Stored entries:
◇ ◇ ◇ ◇

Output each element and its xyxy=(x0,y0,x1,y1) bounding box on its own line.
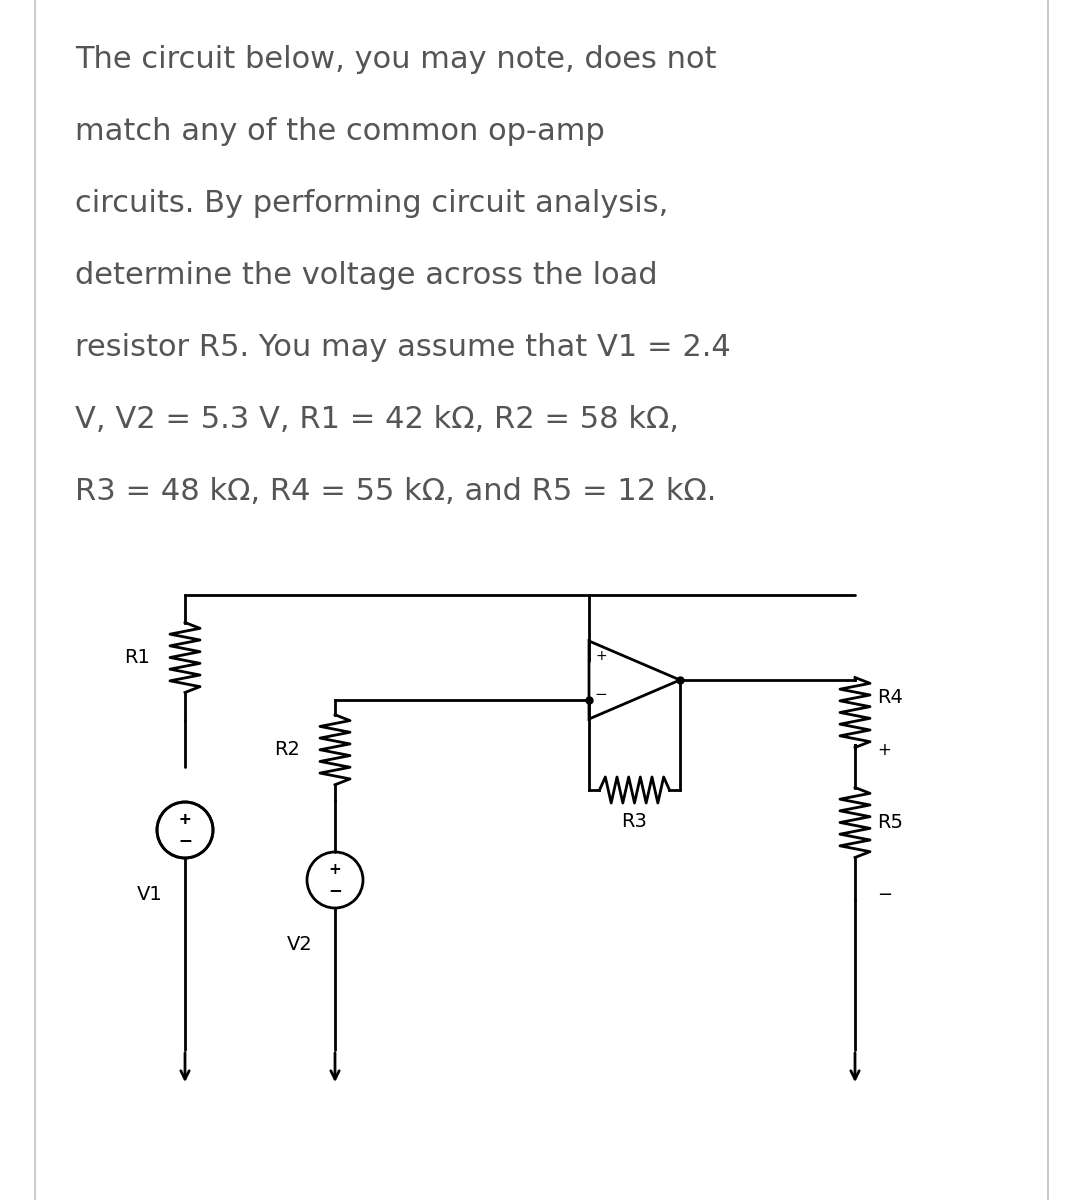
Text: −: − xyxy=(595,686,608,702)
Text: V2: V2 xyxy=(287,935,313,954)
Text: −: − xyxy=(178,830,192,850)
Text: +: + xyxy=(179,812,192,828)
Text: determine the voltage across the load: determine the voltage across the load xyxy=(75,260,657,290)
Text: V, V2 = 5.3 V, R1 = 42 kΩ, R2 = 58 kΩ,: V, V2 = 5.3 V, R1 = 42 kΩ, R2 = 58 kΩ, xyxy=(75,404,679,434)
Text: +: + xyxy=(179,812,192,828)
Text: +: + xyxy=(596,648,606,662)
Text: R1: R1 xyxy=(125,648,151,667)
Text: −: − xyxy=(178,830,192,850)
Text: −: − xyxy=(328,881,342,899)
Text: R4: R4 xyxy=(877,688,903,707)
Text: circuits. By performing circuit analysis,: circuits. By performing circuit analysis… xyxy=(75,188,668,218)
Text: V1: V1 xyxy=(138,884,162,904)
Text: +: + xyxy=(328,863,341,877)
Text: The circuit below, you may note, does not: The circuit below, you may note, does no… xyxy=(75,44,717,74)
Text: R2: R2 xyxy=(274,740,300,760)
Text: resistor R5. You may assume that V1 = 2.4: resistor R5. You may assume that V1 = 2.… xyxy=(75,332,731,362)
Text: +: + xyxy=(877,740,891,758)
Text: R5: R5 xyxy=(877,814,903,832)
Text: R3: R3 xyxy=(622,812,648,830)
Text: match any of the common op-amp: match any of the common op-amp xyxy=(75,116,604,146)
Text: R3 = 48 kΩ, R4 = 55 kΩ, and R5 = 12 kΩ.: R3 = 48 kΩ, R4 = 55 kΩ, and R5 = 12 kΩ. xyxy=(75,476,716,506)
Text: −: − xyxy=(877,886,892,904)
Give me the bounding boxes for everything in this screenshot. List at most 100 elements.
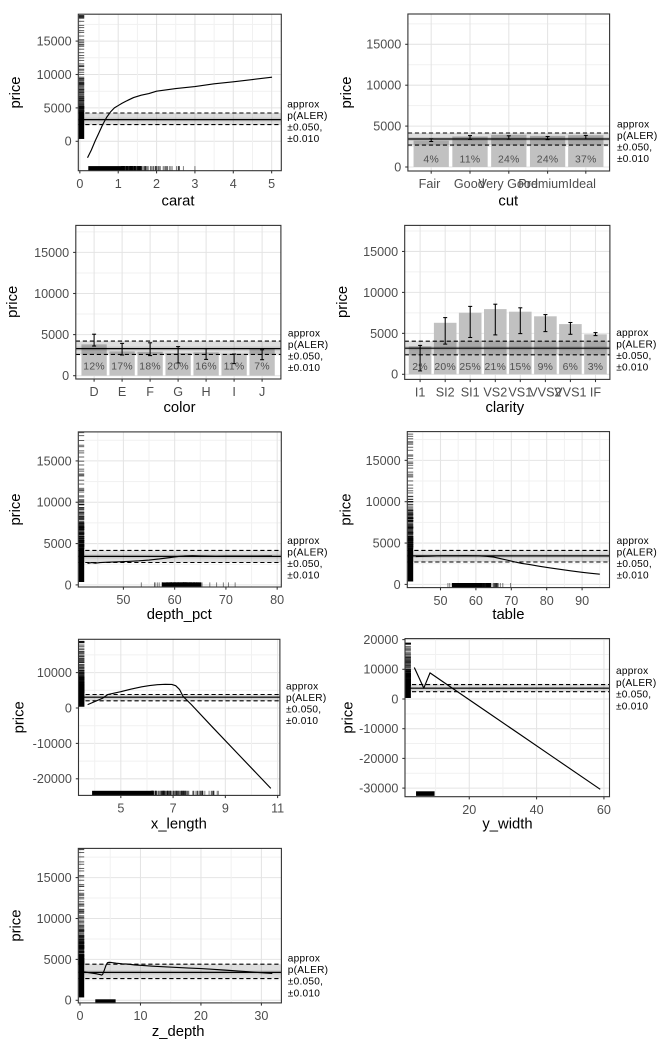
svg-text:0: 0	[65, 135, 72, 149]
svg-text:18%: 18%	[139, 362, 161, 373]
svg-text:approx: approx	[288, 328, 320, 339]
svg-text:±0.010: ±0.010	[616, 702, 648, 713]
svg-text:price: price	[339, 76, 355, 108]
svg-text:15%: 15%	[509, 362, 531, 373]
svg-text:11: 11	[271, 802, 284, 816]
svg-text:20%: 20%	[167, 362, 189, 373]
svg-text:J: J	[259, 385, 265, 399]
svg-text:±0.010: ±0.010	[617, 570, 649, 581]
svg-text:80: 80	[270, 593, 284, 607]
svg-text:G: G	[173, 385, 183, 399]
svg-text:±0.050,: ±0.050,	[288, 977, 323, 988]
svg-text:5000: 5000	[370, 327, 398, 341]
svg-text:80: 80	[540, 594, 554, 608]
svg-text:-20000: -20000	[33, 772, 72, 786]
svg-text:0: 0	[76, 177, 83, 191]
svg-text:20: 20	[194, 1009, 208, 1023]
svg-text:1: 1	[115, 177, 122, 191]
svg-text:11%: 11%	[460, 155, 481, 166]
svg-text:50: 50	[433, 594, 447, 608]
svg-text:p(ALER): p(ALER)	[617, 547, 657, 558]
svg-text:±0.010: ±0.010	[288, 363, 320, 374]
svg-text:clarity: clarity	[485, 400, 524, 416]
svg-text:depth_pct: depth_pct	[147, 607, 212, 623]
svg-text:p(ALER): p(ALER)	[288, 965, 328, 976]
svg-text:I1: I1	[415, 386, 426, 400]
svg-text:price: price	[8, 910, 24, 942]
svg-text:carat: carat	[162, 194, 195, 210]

◇ ◇ ◇ ◇

▶ **Written instruction**: Return each line above that contains the word "bounding". Letter case counts.

▶ **Answer to the problem**:
Output each element and its xyxy=(x0,y0,x1,y1) bounding box on its own line.
Give me the bounding boxes for everything in this screenshot. List at most 100 elements.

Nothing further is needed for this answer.